Supplied passage.
So much so, the bringing down of the flyover at Lalbaug had everything to do with the Lalbaughcha Raja. It inconvenienced His departure to the Chowpatty for immersion and therefore, it was broken down and a new one which arches a longer span, giving Him better headroom, has been put in place – from Hindmata to the zoo. Officials will deny this but they know the secret.

Lalbaugcha Raja First Look | 30 august 2019

His departure, as is His stay at public places, is noisy, noisy enough to tear one’s eardrums. The most felt presence of the Lord is as he departs; the entire city comes to a halt, all beaches are taken over, and amid the sounds of kettle drums and other percussion drums, he wends his way. No traffic dare try to use the roads. It is his entirely His day.

But this public worship is not how it all started. Its history is traced to Lokmanya Balgangadhar Tilak, who took the idol out of homes where the deity was quietly worshiped and put them on public platforms in 1892. Mumbai followed only the next year. The credit goes to Keshavji Naik Chawl in Girgaon where He was celebrated much the same way over a century ago. Tilak even visited it that year.

The idol there is not 15-plus feet tall; it is barely two feet. It does not need a truck and a forklift or a crack to move; it is amenable to be easily carried on a palanquin. It is not garish with the invested vulgarity of the past few decades but with panache of the old times. Despite his relatively puny size, He stands different and tall amid the city’s Sarvajanik idols.

The celebrations’ content has changed. It is no longer a platform for gathering people to listen to and participate in discourses on nationalistic, pro-Independence issues which Tilak created. Once India became Independent, it had no such use anymore. But it remained as a tradition but only in its run as an annual event. It has, of course, a political content, but rather the perverse one.

Ganesh Chaturthi: it was not always like this

The mandals, or at least most of them, have political patronage, visible or invisible. The festivities are actually fund generators for individuals, groups, politicians. How much is collected is known to none outside of their sphere, how much is spent is never disclosed except for the offerings counted publicly at Lalbaugh’s Ganapati.

Days of preparation go into it. One aspect of this readying-up is the fund collection. House to house, retail shop to retail shop the groups move, fixing a minimum contribution below which they would not accept it. Then start the setting up of the pandals – from the imaginative to the blase, some have themes, some don’t.

On the second, the third, the fifth, the seventh and the ninth day, or on the Ananth Chaturdashi, the idol brought to the pandal in relative quiet, each straggling in according to its own schedule days prior to the start, they all return to the water – a pond, a lake, a stream or river and in cities like Mumbai, the chowpaties and the sea. It has traversed a long way from Tilak’s and keshavji Naik’s time.

Recorded information.

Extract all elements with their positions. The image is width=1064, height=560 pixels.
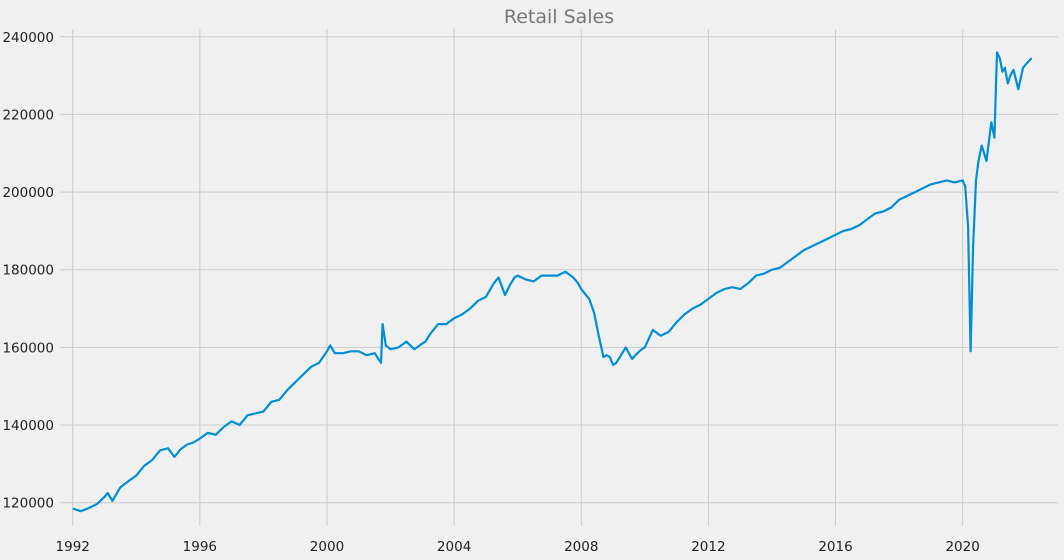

To-do list.
- A) Duplicate a section of the Ganesh Chaturthi passage, beginning at the words "The idol there" and stopping after the words "city’s Sarvajanik idols.".
- B) According to the Ganesh Chaturthi passage, in what year did Tilak take the idol out of homes and put it on public platforms?
- C) Take the Ganesh Chaturthi passage further, picking up after its final sentence.
The data has no connection to the Ganesh Chaturthi passage.

Task answers.
- A)
The idol there is not 15-plus feet tall; it is barely two feet. It does not need a truck and a forklift or a crack to move; it is amenable to be easily carried on a palanquin. It is not garish with the invested vulgarity of the past few decades but with panache of the old times. Despite his relatively puny size, He stands different and tall amid the city’s Sarvajanik idols.

- B) 1892

- C)
Let us deal with each attribute, one at a time.

  • The funds. No one knows how much is actually collected—it is called vargani in Marathi, chanda in Hindi—and actually spent. Some of the contributions also come in kind and even the payment for the advertisements displayed – it used to be tobacco and tobacco products like the now banned gutka also from builders and the local big dealer of anything. There is no formal accounting.
  • The preparation. The road widths are gobbled up, civic bodies and police make it a point to talk of restrictions on such pandals but it often remains mere talk. They are gaudy and loud, gauche, and they are expensive and the focus, fortunately remains on the idol; bigger they are, better they get acknowledged. The self-imposed rule of keeping them less than 15 feet is not being universally followed. Electricity is not always secured in a kosher way. It may even be stolen from the nearest lamppost.
  • The celebration. It lacks the critical core of piety. The worship is limited to a bow, an arati and the rest is gaiety. Not unsurprisingly, the change is so much that some screen ordinary Bollywood films, some even have fashion shows, some an evening dedicated to film music all under the presumption that public wohi mangta hai. A film star visiting a mandal is a photo-op and sure to catch media attention.

So what’s the harm?

Ask people working to abate noise pollution and they would tell you that it goes well beyond the 55 decibels allowed for nights and the courts had to step in and restrict the use of speakers till only 10 pm. And this year, regardless of the sound they throw up, government has allowed use of traditional percussion instruments till midnight. So the decibels are going to be high.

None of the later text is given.